**Stored data entries:**
========

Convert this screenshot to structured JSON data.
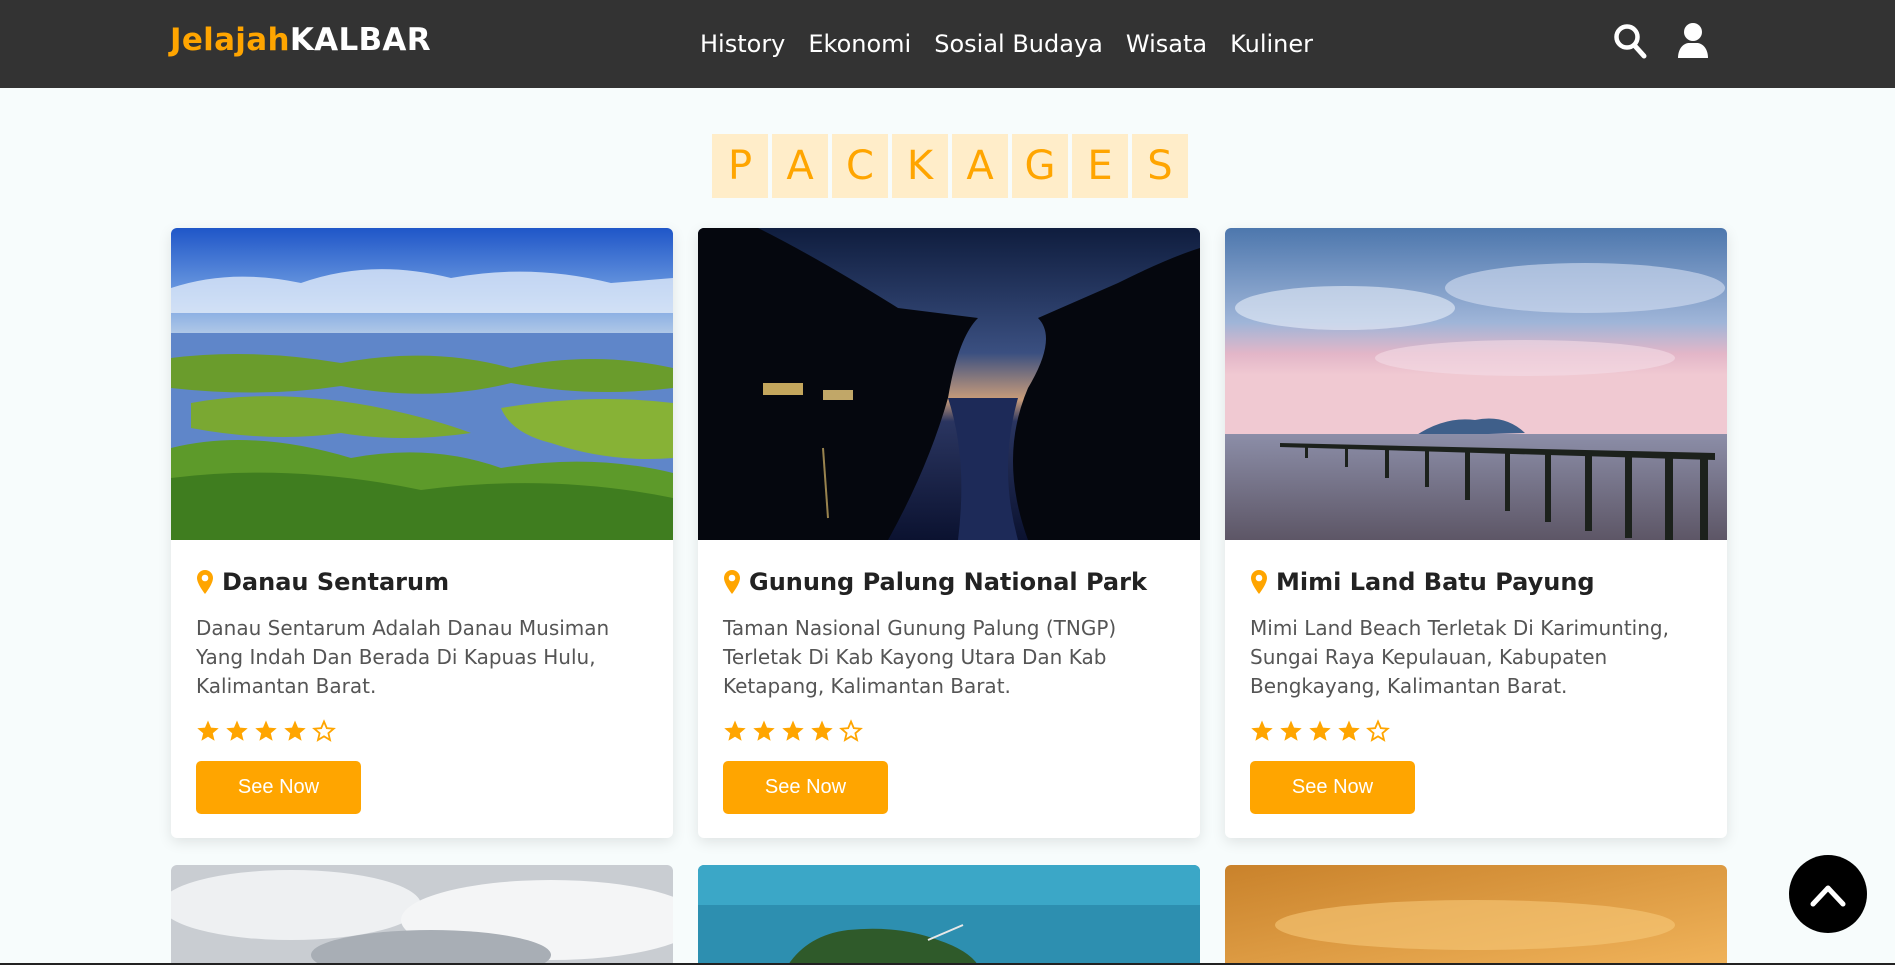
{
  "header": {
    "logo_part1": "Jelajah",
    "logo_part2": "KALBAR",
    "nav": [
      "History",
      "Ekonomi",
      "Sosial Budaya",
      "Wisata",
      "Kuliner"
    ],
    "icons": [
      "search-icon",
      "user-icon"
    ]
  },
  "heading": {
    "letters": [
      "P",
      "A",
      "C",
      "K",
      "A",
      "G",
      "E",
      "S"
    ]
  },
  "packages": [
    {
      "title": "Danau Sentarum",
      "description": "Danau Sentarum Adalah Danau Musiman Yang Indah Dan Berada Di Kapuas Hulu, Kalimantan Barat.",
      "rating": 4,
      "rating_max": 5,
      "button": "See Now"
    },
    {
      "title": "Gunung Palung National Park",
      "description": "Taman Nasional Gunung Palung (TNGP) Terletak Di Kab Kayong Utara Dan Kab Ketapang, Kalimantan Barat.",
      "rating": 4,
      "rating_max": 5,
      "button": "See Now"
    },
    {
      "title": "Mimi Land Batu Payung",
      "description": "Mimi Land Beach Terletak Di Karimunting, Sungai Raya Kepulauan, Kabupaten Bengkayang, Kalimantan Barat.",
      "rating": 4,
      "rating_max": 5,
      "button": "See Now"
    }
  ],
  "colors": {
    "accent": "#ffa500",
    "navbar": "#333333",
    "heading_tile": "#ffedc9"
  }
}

========

**Brief:** Repeat the material above in full and exactly, omitting the pictures.

**Answer to this exercise:**
Convert this screenshot to structured JSON data.
{
  "header": {
    "logo_part1": "Jelajah",
    "logo_part2": "KALBAR",
    "nav": [
      "History",
      "Ekonomi",
      "Sosial Budaya",
      "Wisata",
      "Kuliner"
    ],
    "icons": [
      "search-icon",
      "user-icon"
    ]
  },
  "heading": {
    "letters": [
      "P",
      "A",
      "C",
      "K",
      "A",
      "G",
      "E",
      "S"
    ]
  },
  "packages": [
    {
      "title": "Danau Sentarum",
      "description": "Danau Sentarum Adalah Danau Musiman Yang Indah Dan Berada Di Kapuas Hulu, Kalimantan Barat.",
      "rating": 4,
      "rating_max": 5,
      "button": "See Now"
    },
    {
      "title": "Gunung Palung National Park",
      "description": "Taman Nasional Gunung Palung (TNGP) Terletak Di Kab Kayong Utara Dan Kab Ketapang, Kalimantan Barat.",
      "rating": 4,
      "rating_max": 5,
      "button": "See Now"
    },
    {
      "title": "Mimi Land Batu Payung",
      "description": "Mimi Land Beach Terletak Di Karimunting, Sungai Raya Kepulauan, Kabupaten Bengkayang, Kalimantan Barat.",
      "rating": 4,
      "rating_max": 5,
      "button": "See Now"
    }
  ],
  "colors": {
    "accent": "#ffa500",
    "navbar": "#333333",
    "heading_tile": "#ffedc9"
  }
}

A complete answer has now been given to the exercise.